Pick out every line in the records below that contains the string "WholeMarsBlog", and copy each one. Uppercase and lowercase letters must match.

+++ Raw data

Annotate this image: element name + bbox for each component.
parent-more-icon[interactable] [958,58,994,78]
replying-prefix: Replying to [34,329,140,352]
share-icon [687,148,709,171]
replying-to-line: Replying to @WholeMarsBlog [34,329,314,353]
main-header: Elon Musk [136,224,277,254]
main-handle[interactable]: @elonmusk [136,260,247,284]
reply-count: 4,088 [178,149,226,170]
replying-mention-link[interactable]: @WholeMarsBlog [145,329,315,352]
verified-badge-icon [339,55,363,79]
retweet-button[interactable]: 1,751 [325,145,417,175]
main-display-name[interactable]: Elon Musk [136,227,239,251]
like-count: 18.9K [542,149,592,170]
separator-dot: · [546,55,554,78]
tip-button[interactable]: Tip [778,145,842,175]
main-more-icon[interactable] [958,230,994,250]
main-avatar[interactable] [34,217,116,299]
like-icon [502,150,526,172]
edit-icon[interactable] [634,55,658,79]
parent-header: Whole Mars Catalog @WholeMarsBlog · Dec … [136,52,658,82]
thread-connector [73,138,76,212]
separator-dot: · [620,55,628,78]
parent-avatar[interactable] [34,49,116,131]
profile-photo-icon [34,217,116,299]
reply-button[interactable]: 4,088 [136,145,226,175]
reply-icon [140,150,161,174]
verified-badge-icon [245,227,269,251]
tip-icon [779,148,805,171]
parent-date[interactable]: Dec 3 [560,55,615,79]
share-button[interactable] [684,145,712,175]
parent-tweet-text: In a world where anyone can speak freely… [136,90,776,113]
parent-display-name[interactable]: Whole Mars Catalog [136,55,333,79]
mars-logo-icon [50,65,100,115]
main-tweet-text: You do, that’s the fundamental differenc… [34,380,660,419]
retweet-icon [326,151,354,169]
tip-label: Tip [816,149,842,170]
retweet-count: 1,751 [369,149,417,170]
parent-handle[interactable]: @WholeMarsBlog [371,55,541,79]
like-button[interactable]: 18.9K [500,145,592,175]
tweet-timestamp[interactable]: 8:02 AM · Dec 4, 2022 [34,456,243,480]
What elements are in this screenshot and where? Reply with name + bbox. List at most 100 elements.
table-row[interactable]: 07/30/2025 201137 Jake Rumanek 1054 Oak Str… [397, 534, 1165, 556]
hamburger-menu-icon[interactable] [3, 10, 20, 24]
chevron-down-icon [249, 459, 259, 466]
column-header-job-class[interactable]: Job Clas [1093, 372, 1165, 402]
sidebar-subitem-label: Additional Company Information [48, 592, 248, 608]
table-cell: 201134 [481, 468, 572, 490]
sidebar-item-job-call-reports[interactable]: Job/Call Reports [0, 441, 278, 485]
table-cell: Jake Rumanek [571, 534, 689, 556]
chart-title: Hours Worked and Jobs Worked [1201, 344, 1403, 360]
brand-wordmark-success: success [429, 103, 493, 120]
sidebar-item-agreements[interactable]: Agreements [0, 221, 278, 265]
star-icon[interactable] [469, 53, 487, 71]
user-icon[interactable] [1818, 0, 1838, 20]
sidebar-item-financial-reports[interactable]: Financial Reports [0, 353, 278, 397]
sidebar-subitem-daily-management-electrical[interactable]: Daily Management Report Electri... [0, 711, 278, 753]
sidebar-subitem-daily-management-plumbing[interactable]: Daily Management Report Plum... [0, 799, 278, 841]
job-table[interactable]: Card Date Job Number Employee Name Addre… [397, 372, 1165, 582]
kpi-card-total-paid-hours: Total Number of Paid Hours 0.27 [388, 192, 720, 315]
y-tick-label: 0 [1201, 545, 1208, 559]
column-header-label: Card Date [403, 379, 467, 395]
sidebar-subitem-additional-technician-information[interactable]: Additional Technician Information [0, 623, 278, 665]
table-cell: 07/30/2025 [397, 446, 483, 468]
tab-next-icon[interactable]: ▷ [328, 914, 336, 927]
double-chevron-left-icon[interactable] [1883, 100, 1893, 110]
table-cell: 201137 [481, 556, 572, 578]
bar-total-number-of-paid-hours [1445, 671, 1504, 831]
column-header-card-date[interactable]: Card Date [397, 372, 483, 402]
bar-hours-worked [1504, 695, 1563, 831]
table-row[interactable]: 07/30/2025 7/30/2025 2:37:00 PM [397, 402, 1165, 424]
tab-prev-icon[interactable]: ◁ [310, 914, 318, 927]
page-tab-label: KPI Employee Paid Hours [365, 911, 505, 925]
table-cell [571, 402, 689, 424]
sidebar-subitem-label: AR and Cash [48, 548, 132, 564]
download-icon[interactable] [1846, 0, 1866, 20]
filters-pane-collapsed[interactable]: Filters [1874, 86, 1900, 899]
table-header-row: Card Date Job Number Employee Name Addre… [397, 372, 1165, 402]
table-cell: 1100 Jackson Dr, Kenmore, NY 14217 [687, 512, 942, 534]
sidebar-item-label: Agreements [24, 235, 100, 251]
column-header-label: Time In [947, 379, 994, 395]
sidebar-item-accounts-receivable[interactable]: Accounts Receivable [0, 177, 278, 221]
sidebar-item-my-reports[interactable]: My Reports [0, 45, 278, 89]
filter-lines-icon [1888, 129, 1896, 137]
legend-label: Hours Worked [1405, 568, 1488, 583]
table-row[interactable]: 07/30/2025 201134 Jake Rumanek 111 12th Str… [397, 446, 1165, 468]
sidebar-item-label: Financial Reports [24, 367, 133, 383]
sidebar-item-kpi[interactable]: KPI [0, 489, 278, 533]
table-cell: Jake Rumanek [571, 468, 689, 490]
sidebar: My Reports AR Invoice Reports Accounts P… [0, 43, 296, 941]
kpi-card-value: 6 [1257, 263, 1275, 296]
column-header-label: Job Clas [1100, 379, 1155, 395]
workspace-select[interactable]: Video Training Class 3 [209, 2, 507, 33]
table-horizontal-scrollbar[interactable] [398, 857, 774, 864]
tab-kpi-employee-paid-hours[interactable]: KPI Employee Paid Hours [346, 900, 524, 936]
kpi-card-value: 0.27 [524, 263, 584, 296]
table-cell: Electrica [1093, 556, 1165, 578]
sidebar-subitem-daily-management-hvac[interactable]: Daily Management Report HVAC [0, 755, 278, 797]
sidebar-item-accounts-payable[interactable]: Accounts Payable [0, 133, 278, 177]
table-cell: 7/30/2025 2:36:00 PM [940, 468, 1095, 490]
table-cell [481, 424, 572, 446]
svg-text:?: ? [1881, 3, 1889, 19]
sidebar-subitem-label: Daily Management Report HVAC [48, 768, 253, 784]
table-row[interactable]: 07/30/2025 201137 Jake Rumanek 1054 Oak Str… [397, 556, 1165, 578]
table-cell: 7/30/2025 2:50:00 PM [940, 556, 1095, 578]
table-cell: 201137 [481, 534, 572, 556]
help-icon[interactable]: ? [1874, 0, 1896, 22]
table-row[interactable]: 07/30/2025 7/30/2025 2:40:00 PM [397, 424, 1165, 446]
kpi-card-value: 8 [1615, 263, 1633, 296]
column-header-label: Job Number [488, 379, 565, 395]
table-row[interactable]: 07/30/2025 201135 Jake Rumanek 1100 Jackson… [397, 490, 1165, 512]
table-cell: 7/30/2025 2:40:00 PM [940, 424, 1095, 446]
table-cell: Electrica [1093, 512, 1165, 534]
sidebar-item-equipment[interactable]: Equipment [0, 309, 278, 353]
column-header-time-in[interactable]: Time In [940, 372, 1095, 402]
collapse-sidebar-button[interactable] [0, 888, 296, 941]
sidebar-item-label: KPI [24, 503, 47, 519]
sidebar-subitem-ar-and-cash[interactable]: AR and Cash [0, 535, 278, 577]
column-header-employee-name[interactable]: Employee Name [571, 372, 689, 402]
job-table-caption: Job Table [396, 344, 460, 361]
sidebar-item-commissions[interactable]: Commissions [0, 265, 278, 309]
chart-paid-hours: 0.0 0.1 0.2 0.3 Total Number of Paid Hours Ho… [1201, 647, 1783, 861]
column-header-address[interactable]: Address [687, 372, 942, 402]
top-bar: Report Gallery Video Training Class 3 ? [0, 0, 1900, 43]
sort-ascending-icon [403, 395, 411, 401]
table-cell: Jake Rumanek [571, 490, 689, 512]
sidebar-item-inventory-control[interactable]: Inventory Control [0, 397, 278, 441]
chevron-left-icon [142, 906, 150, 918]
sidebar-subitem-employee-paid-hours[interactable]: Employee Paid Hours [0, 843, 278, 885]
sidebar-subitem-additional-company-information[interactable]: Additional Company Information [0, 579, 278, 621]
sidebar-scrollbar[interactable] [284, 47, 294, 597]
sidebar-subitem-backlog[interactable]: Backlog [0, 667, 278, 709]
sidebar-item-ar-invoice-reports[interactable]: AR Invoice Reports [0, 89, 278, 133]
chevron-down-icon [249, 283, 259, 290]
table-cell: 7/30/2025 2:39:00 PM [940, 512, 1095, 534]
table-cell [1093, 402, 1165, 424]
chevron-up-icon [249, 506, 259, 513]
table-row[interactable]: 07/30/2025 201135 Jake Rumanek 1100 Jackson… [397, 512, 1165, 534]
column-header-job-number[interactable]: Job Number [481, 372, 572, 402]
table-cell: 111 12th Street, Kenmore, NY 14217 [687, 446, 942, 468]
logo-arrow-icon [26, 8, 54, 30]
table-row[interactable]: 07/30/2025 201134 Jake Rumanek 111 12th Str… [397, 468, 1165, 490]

++++++

Response to this task:
replying-to-line: Replying to @WholeMarsBlog [34,329,314,353]
replying-mention-link[interactable]: @WholeMarsBlog [145,329,315,352]
parent-header: Whole Mars Catalog @WholeMarsBlog · Dec … [136,52,658,82]
parent-handle[interactable]: @WholeMarsBlog [371,55,541,79]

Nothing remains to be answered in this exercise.